**To do**
All records are to be retyped faithfully and completely.

==== Records shown

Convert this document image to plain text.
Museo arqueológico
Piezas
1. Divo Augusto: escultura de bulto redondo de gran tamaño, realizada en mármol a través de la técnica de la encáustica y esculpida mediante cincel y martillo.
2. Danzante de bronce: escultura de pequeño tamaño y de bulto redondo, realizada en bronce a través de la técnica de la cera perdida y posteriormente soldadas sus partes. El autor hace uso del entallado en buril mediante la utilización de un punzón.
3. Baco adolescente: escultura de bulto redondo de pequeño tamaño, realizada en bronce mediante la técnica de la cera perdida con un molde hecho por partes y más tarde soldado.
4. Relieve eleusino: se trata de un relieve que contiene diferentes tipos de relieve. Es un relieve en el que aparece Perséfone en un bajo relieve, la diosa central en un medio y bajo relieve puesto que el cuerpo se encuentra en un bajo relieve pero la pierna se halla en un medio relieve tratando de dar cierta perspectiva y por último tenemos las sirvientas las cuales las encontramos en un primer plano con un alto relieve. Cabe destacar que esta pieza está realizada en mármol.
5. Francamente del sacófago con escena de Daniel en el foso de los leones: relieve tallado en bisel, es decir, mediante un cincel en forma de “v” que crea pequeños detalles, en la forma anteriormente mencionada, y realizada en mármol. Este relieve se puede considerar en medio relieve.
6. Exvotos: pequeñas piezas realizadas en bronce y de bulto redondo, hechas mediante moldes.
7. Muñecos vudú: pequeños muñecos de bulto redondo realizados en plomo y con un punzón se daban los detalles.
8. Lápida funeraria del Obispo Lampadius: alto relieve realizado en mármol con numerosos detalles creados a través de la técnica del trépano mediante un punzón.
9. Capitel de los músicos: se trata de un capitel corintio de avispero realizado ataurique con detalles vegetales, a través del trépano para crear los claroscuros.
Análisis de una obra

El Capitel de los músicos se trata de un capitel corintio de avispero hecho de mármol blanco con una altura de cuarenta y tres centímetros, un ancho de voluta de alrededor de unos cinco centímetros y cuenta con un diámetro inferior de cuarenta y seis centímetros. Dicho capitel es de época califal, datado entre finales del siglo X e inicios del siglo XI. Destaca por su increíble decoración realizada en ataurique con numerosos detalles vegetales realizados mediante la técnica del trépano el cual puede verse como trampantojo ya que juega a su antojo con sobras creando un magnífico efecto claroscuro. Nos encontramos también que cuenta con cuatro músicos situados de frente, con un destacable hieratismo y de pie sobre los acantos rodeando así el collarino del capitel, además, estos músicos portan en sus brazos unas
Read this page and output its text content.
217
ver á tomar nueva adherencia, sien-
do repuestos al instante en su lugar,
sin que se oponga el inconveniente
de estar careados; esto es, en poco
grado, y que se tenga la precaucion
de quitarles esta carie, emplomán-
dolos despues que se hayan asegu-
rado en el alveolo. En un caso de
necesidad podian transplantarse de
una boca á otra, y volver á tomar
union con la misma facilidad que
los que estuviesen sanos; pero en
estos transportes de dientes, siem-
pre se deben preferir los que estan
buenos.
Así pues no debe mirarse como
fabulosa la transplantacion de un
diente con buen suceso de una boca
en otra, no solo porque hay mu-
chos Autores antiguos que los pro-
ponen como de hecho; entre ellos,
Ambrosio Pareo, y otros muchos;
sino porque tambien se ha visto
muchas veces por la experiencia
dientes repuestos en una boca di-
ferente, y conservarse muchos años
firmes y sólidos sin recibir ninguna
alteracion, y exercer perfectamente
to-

========

**Result**
Convert this document image to plain text.
Museo arqueológico
Piezas
1. Divo Augusto: escultura de bulto redondo de gran tamaño, realizada en mármol a través de la técnica de la encáustica y esculpida mediante cincel y martillo.
2. Danzante de bronce: escultura de pequeño tamaño y de bulto redondo, realizada en bronce a través de la técnica de la cera perdida y posteriormente soldadas sus partes. El autor hace uso del entallado en buril mediante la utilización de un punzón.
3. Baco adolescente: escultura de bulto redondo de pequeño tamaño, realizada en bronce mediante la técnica de la cera perdida con un molde hecho por partes y más tarde soldado.
4. Relieve eleusino: se trata de un relieve que contiene diferentes tipos de relieve. Es un relieve en el que aparece Perséfone en un bajo relieve, la diosa central en un medio y bajo relieve puesto que el cuerpo se encuentra en un bajo relieve pero la pierna se halla en un medio relieve tratando de dar cierta perspectiva y por último tenemos las sirvientas las cuales las encontramos en un primer plano con un alto relieve. Cabe destacar que esta pieza está realizada en mármol.
5. Francamente del sacófago con escena de Daniel en el foso de los leones: relieve tallado en bisel, es decir, mediante un cincel en forma de “v” que crea pequeños detalles, en la forma anteriormente mencionada, y realizada en mármol. Este relieve se puede considerar en medio relieve.
6. Exvotos: pequeñas piezas realizadas en bronce y de bulto redondo, hechas mediante moldes.
7. Muñecos vudú: pequeños muñecos de bulto redondo realizados en plomo y con un punzón se daban los detalles.
8. Lápida funeraria del Obispo Lampadius: alto relieve realizado en mármol con numerosos detalles creados a través de la técnica del trépano mediante un punzón.
9. Capitel de los músicos: se trata de un capitel corintio de avispero realizado ataurique con detalles vegetales, a través del trépano para crear los claroscuros.
Análisis de una obra

El Capitel de los músicos se trata de un capitel corintio de avispero hecho de mármol blanco con una altura de cuarenta y tres centímetros, un ancho de voluta de alrededor de unos cinco centímetros y cuenta con un diámetro inferior de cuarenta y seis centímetros. Dicho capitel es de época califal, datado entre finales del siglo X e inicios del siglo XI. Destaca por su increíble decoración realizada en ataurique con numerosos detalles vegetales realizados mediante la técnica del trépano el cual puede verse como trampantojo ya que juega a su antojo con sobras creando un magnífico efecto claroscuro. Nos encontramos también que cuenta con cuatro músicos situados de frente, con un destacable hieratismo y de pie sobre los acantos rodeando así el collarino del capitel, además, estos músicos portan en sus brazos unas
Read this page and output its text content.
217
ver á tomar nueva adherencia, sien-
do repuestos al instante en su lugar,
sin que se oponga el inconveniente
de estar careados; esto es, en poco
grado, y que se tenga la precaucion
de quitarles esta carie, emplomán-
dolos despues que se hayan asegu-
rado en el alveolo. En un caso de
necesidad podian transplantarse de
una boca á otra, y volver á tomar
union con la misma facilidad que
los que estuviesen sanos; pero en
estos transportes de dientes, siem-
pre se deben preferir los que estan
buenos.
Así pues no debe mirarse como
fabulosa la transplantacion de un
diente con buen suceso de una boca
en otra, no solo porque hay mu-
chos Autores antiguos que los pro-
ponen como de hecho; entre ellos,
Ambrosio Pareo, y otros muchos;
sino porque tambien se ha visto
muchas veces por la experiencia
dientes repuestos en una boca di-
ferente, y conservarse muchos años
firmes y sólidos sin recibir ninguna
alteracion, y exercer perfectamente
to-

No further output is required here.